--- PROBLEM ---
Go line by line through the records below. Copy whichever lines contain the string "signaling".

(Items from a data source)
Segment Open

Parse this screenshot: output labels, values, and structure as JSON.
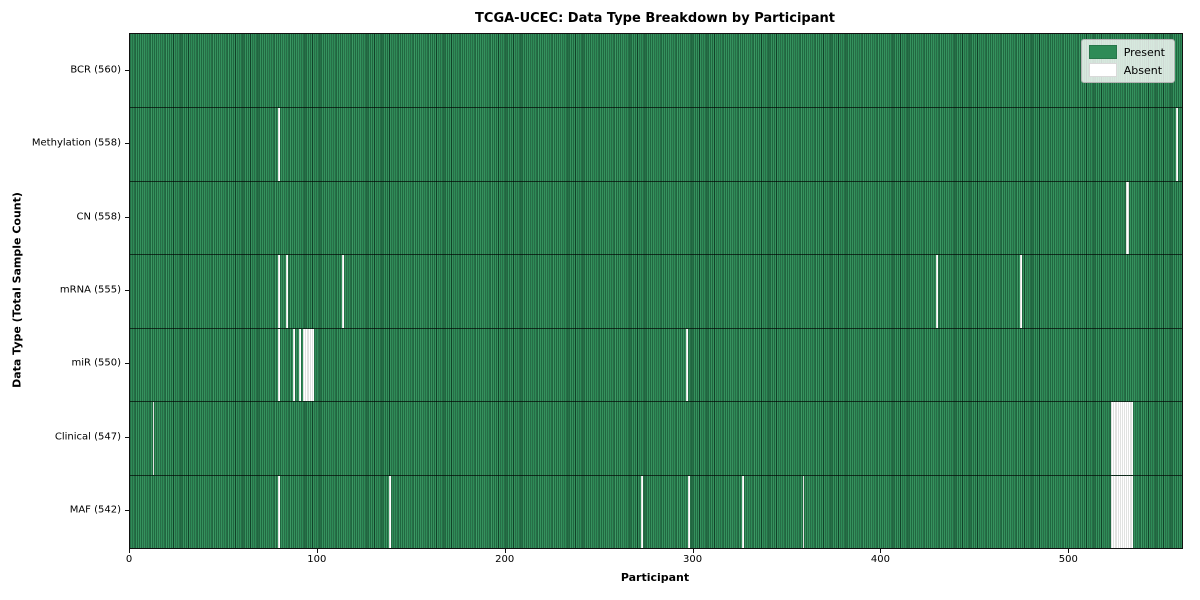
{
  "figure": {
    "title": "TCGA-UCEC: Data Type Breakdown by Participant",
    "xlabel": "Participant",
    "ylabel": "Data Type (Total Sample Count)"
  },
  "chart_data": {
    "type": "heatmap",
    "title": "TCGA-UCEC: Data Type Breakdown by Participant",
    "xlabel": "Participant",
    "ylabel": "Data Type (Total Sample Count)",
    "x_ticks": [
      0,
      100,
      200,
      300,
      400,
      500
    ],
    "xlim": [
      0,
      560
    ],
    "n_participants": 560,
    "grid": false,
    "legend_position": "upper right",
    "colors": {
      "present": "#2e8b57",
      "present_edge": "#1d5c39",
      "absent": "#ffffff",
      "absent_edge": "#c2c6c2",
      "row_separator": "#000000"
    },
    "legend": [
      {
        "label": "Present",
        "color": "#2e8b57"
      },
      {
        "label": "Absent",
        "color": "#ffffff"
      }
    ],
    "rows": [
      {
        "key": "bcr",
        "label": "BCR (560)",
        "present_count": 560,
        "absent_count": 0,
        "absent_participants": []
      },
      {
        "key": "methylation",
        "label": "Methylation (558)",
        "present_count": 558,
        "absent_count": 2,
        "absent_participants": [
          79,
          557
        ]
      },
      {
        "key": "cn",
        "label": "CN (558)",
        "present_count": 558,
        "absent_count": 2,
        "absent_participants": [
          530,
          531
        ]
      },
      {
        "key": "mrna",
        "label": "mRNA (555)",
        "present_count": 555,
        "absent_count": 5,
        "absent_participants": [
          79,
          83,
          113,
          429,
          474
        ]
      },
      {
        "key": "mir",
        "label": "miR (550)",
        "present_count": 550,
        "absent_count": 10,
        "absent_participants": [
          79,
          87,
          90,
          92,
          93,
          94,
          95,
          96,
          97,
          296
        ]
      },
      {
        "key": "clinical",
        "label": "Clinical (547)",
        "present_count": 547,
        "absent_count": 13,
        "absent_participants": [
          12,
          522,
          523,
          524,
          525,
          526,
          527,
          528,
          529,
          530,
          531,
          532,
          533
        ]
      },
      {
        "key": "maf",
        "label": "MAF (542)",
        "present_count": 542,
        "absent_count": 18,
        "absent_participants": [
          79,
          138,
          272,
          297,
          326,
          358,
          522,
          523,
          524,
          525,
          526,
          527,
          528,
          529,
          530,
          531,
          532,
          533
        ]
      }
    ]
  }
}
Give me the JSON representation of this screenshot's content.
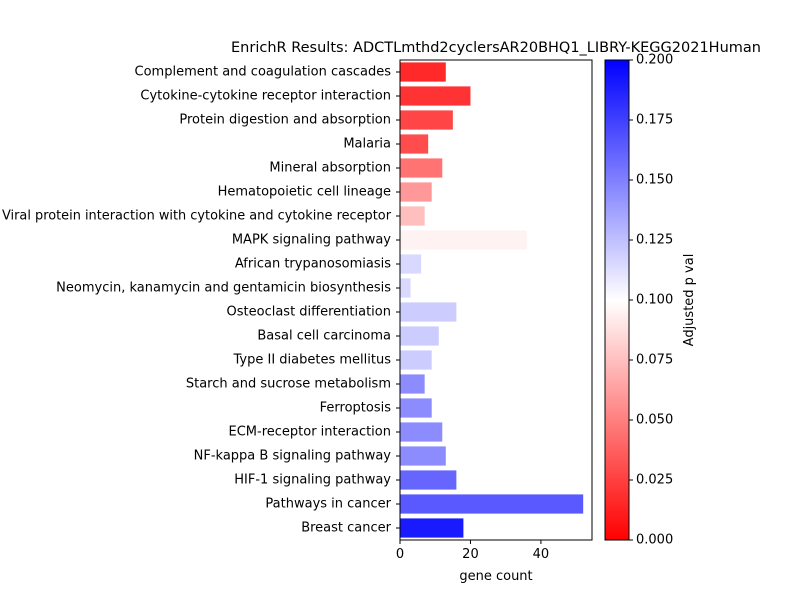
{
  "chart_data": {
    "type": "bar",
    "orientation": "horizontal",
    "title": "EnrichR Results: ADCTLmthd2cyclersAR20BHQ1_LIBRY-KEGG2021Human",
    "xlabel": "gene count",
    "ylabel": "",
    "xlim": [
      0,
      54.5
    ],
    "xticks": [
      0,
      20,
      40
    ],
    "grid": false,
    "categories": [
      "Complement and coagulation cascades",
      "Cytokine-cytokine receptor interaction",
      "Protein digestion and absorption",
      "Malaria",
      "Mineral absorption",
      "Hematopoietic cell lineage",
      "Viral protein interaction with cytokine and cytokine receptor",
      "MAPK signaling pathway",
      "African trypanosomiasis",
      "Neomycin, kanamycin and gentamicin biosynthesis",
      "Osteoclast differentiation",
      "Basal cell carcinoma",
      "Type II diabetes mellitus",
      "Starch and sucrose metabolism",
      "Ferroptosis",
      "ECM-receptor interaction",
      "NF-kappa B signaling pathway",
      "HIF-1 signaling pathway",
      "Pathways in cancer",
      "Breast cancer"
    ],
    "values": [
      13,
      20,
      15,
      8,
      12,
      9,
      7,
      36,
      6,
      3,
      16,
      11,
      9,
      7,
      9,
      12,
      13,
      16,
      52,
      18
    ],
    "adjusted_p": [
      0.016,
      0.02,
      0.027,
      0.03,
      0.045,
      0.06,
      0.075,
      0.095,
      0.115,
      0.115,
      0.12,
      0.12,
      0.12,
      0.145,
      0.145,
      0.145,
      0.145,
      0.16,
      0.165,
      0.19
    ],
    "colorbar": {
      "label": "Adjusted p val",
      "range": [
        0,
        0.2
      ],
      "ticks": [
        "0.000",
        "0.025",
        "0.050",
        "0.075",
        "0.100",
        "0.125",
        "0.150",
        "0.175",
        "0.200"
      ],
      "colors": [
        "#ff0000",
        "#ffffff",
        "#0000ff"
      ]
    }
  }
}
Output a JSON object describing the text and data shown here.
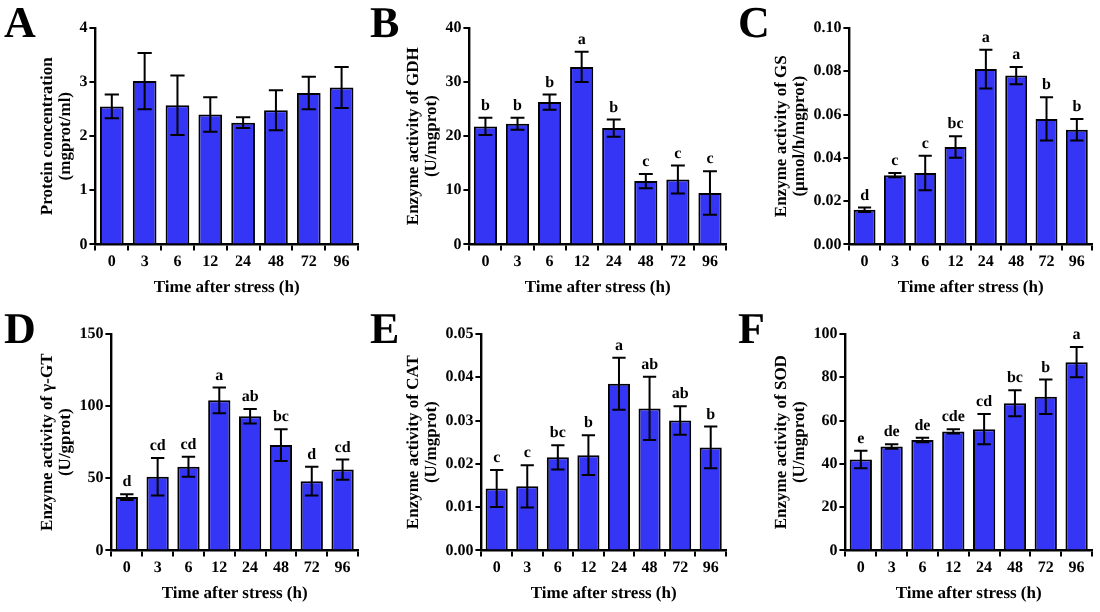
{
  "chart_data": [
    {
      "type": "bar",
      "title": "A",
      "ylabel": "Protein concentration\n(mgprot/ml)",
      "xlabel": "Time after stress (h)",
      "categories": [
        "0",
        "3",
        "6",
        "12",
        "24",
        "48",
        "72",
        "96"
      ],
      "values": [
        2.55,
        3.02,
        2.57,
        2.4,
        2.25,
        2.48,
        2.8,
        2.9
      ],
      "errors": [
        0.22,
        0.52,
        0.55,
        0.32,
        0.1,
        0.37,
        0.3,
        0.38
      ],
      "color": "#3535f5",
      "ylim": [
        0,
        4
      ],
      "yticks": [
        0,
        1,
        2,
        3,
        4
      ],
      "grid": false,
      "legend": false
    },
    {
      "type": "bar",
      "title": "B",
      "ylabel": "Enzyme activity of GDH\n(U/mgprot)",
      "xlabel": "Time after stress (h)",
      "categories": [
        "0",
        "3",
        "6",
        "12",
        "24",
        "48",
        "72",
        "96"
      ],
      "values": [
        21.8,
        22.3,
        26.3,
        32.8,
        21.5,
        11.7,
        12,
        9.5
      ],
      "errors": [
        1.6,
        1.1,
        1.4,
        2.8,
        1.6,
        1.3,
        2.6,
        4.0
      ],
      "color": "#3535f5",
      "ylim": [
        0,
        40
      ],
      "yticks": [
        0,
        10,
        20,
        30,
        40
      ],
      "grid": false,
      "legend": false,
      "annotations": [
        {
          "text": "b",
          "x": "0",
          "y": 23.4
        },
        {
          "text": "b",
          "x": "3",
          "y": 23.4
        },
        {
          "text": "b",
          "x": "6",
          "y": 27.7
        },
        {
          "text": "a",
          "x": "12",
          "y": 35.6
        },
        {
          "text": "b",
          "x": "24",
          "y": 23.1
        },
        {
          "text": "c",
          "x": "48",
          "y": 13.0
        },
        {
          "text": "c",
          "x": "72",
          "y": 14.6
        },
        {
          "text": "c",
          "x": "96",
          "y": 13.5
        }
      ]
    },
    {
      "type": "bar",
      "title": "C",
      "ylabel": "Enzyme activity of GS\n(μmol/h/mgprot)",
      "xlabel": "Time after stress (h)",
      "categories": [
        "0",
        "3",
        "6",
        "12",
        "24",
        "48",
        "72",
        "96"
      ],
      "values": [
        0.016,
        0.032,
        0.033,
        0.045,
        0.081,
        0.078,
        0.058,
        0.053
      ],
      "errors": [
        0.001,
        0.001,
        0.008,
        0.005,
        0.009,
        0.004,
        0.01,
        0.005
      ],
      "color": "#3535f5",
      "ylim": [
        0,
        0.1
      ],
      "yticks": [
        {
          "value": 0,
          "label": "0.00"
        },
        {
          "value": 0.02,
          "label": "0.02"
        },
        {
          "value": 0.04,
          "label": "0.04"
        },
        {
          "value": 0.06,
          "label": "0.06"
        },
        {
          "value": 0.08,
          "label": "0.08"
        },
        {
          "value": 0.1,
          "label": "0.10"
        }
      ],
      "grid": false,
      "legend": false,
      "annotations": [
        {
          "text": "d",
          "x": "0",
          "y": 0.017
        },
        {
          "text": "c",
          "x": "3",
          "y": 0.033
        },
        {
          "text": "c",
          "x": "6",
          "y": 0.041
        },
        {
          "text": "bc",
          "x": "12",
          "y": 0.05
        },
        {
          "text": "a",
          "x": "24",
          "y": 0.09
        },
        {
          "text": "a",
          "x": "48",
          "y": 0.082
        },
        {
          "text": "b",
          "x": "72",
          "y": 0.068
        },
        {
          "text": "b",
          "x": "96",
          "y": 0.058
        }
      ]
    },
    {
      "type": "bar",
      "title": "D",
      "ylabel": "Enzyme activity of γ-GT\n(U/gprot)",
      "xlabel": "Time after stress (h)",
      "categories": [
        "0",
        "3",
        "6",
        "12",
        "24",
        "48",
        "72",
        "96"
      ],
      "values": [
        37,
        51,
        58,
        104,
        93,
        73,
        48,
        56
      ],
      "errors": [
        2,
        13,
        7,
        9,
        5,
        11,
        10,
        7
      ],
      "color": "#3535f5",
      "ylim": [
        0,
        150
      ],
      "yticks": [
        0,
        50,
        100,
        150
      ],
      "grid": false,
      "legend": false,
      "annotations": [
        {
          "text": "d",
          "x": "0",
          "y": 39
        },
        {
          "text": "cd",
          "x": "3",
          "y": 64
        },
        {
          "text": "cd",
          "x": "6",
          "y": 65
        },
        {
          "text": "a",
          "x": "12",
          "y": 113
        },
        {
          "text": "ab",
          "x": "24",
          "y": 98
        },
        {
          "text": "bc",
          "x": "48",
          "y": 84
        },
        {
          "text": "d",
          "x": "72",
          "y": 58
        },
        {
          "text": "cd",
          "x": "96",
          "y": 63
        }
      ]
    },
    {
      "type": "bar",
      "title": "E",
      "ylabel": "Enzyme activity of CAT\n(U/mgprot)",
      "xlabel": "Time after stress (h)",
      "categories": [
        "0",
        "3",
        "6",
        "12",
        "24",
        "48",
        "72",
        "96"
      ],
      "values": [
        0.0143,
        0.0148,
        0.0215,
        0.022,
        0.0385,
        0.0328,
        0.03,
        0.0238
      ],
      "errors": [
        0.0043,
        0.0049,
        0.0028,
        0.0046,
        0.006,
        0.0073,
        0.0033,
        0.0048
      ],
      "color": "#3535f5",
      "ylim": [
        0,
        0.05
      ],
      "yticks": [
        {
          "value": 0,
          "label": "0.00"
        },
        {
          "value": 0.01,
          "label": "0.01"
        },
        {
          "value": 0.02,
          "label": "0.02"
        },
        {
          "value": 0.03,
          "label": "0.03"
        },
        {
          "value": 0.04,
          "label": "0.04"
        },
        {
          "value": 0.05,
          "label": "0.05"
        }
      ],
      "grid": false,
      "legend": false,
      "annotations": [
        {
          "text": "c",
          "x": "0",
          "y": 0.0186
        },
        {
          "text": "c",
          "x": "3",
          "y": 0.0197
        },
        {
          "text": "bc",
          "x": "6",
          "y": 0.0243
        },
        {
          "text": "b",
          "x": "12",
          "y": 0.0266
        },
        {
          "text": "a",
          "x": "24",
          "y": 0.0445
        },
        {
          "text": "ab",
          "x": "48",
          "y": 0.0401
        },
        {
          "text": "ab",
          "x": "72",
          "y": 0.0333
        },
        {
          "text": "b",
          "x": "96",
          "y": 0.0286
        }
      ]
    },
    {
      "type": "bar",
      "title": "F",
      "ylabel": "Enzyme activity of SOD\n(U/mgprot)",
      "xlabel": "Time after stress (h)",
      "categories": [
        "0",
        "3",
        "6",
        "12",
        "24",
        "48",
        "72",
        "96"
      ],
      "values": [
        42,
        48,
        51,
        55,
        56,
        68,
        71,
        87
      ],
      "errors": [
        4,
        1,
        1,
        1,
        7,
        6,
        8,
        7
      ],
      "color": "#3535f5",
      "ylim": [
        0,
        100
      ],
      "yticks": [
        0,
        20,
        40,
        60,
        80,
        100
      ],
      "grid": false,
      "legend": false,
      "annotations": [
        {
          "text": "e",
          "x": "0",
          "y": 46
        },
        {
          "text": "de",
          "x": "3",
          "y": 49
        },
        {
          "text": "de",
          "x": "6",
          "y": 52
        },
        {
          "text": "cde",
          "x": "12",
          "y": 56
        },
        {
          "text": "cd",
          "x": "24",
          "y": 63
        },
        {
          "text": "bc",
          "x": "48",
          "y": 74
        },
        {
          "text": "b",
          "x": "72",
          "y": 79
        },
        {
          "text": "a",
          "x": "96",
          "y": 94
        }
      ]
    }
  ]
}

Segment Closed

--- RESPONSE ---
      "MAPK signaling pathway",
      "NF-kappa B signaling pathway",
      "HIF-1 signaling pathway",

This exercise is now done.